● **Work to do**:
Filter the data for lines with the word "Demander", then copy every line so identified.

####################

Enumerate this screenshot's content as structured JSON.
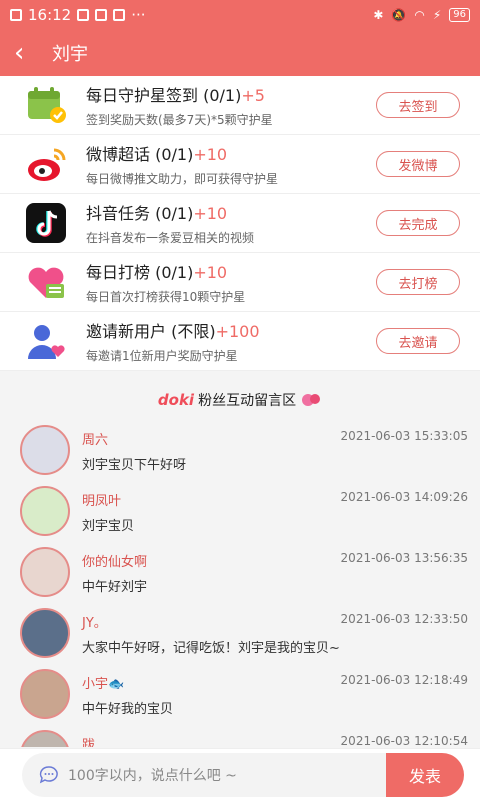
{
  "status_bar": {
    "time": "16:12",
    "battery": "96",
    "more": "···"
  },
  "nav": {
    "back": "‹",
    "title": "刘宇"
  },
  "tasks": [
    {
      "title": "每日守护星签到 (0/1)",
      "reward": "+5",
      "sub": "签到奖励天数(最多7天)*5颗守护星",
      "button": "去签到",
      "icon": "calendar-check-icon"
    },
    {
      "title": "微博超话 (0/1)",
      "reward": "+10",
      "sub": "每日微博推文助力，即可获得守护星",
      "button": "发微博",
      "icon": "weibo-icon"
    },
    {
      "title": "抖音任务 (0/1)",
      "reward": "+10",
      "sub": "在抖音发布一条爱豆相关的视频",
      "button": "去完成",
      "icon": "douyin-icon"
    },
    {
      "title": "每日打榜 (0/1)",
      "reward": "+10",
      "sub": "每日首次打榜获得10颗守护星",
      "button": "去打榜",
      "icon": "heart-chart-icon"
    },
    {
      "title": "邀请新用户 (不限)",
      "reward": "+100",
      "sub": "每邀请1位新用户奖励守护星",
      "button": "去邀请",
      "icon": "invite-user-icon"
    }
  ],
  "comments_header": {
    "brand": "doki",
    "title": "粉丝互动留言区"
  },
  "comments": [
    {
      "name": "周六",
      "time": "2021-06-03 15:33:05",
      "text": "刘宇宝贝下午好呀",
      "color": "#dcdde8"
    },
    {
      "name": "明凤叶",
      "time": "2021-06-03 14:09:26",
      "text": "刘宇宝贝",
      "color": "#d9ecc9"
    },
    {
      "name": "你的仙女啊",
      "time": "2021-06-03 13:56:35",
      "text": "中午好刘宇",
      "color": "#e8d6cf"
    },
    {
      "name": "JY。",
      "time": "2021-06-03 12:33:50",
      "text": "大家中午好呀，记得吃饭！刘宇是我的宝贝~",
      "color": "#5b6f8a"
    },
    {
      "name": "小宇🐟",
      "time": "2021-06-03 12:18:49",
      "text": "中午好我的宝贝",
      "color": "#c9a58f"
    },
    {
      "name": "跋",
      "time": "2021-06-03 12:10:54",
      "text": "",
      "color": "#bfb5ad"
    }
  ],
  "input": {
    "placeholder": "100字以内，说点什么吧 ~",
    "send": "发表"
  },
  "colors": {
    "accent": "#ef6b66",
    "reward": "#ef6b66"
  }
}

####################

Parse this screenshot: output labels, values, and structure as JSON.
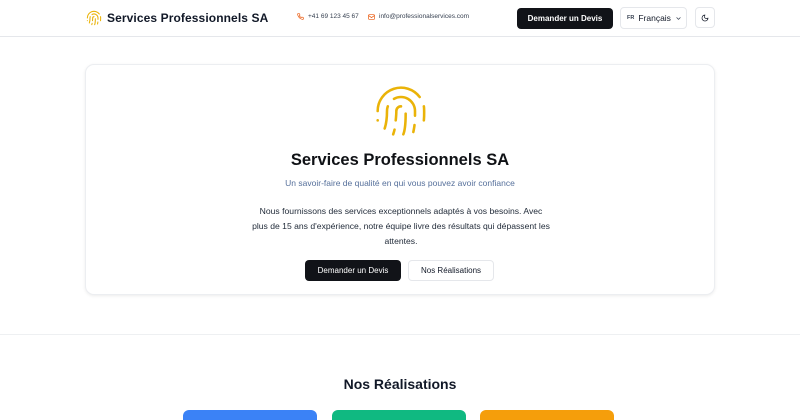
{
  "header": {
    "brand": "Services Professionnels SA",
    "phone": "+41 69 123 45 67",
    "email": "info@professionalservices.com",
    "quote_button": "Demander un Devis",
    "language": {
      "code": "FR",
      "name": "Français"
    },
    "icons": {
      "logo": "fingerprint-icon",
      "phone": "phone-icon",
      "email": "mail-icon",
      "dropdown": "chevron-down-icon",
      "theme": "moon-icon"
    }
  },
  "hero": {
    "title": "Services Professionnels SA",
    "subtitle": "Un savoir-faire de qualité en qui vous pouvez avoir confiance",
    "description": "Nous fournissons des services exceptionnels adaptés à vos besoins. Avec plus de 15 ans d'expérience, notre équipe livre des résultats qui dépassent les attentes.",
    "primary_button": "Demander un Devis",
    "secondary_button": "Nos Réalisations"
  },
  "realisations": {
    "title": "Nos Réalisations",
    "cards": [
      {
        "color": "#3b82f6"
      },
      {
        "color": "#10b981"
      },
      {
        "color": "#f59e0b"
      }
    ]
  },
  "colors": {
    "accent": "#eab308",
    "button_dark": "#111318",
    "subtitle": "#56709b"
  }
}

####################

● **Solution**:
    "quote_button": "Demander un Devis",
    "primary_button": "Demander un Devis",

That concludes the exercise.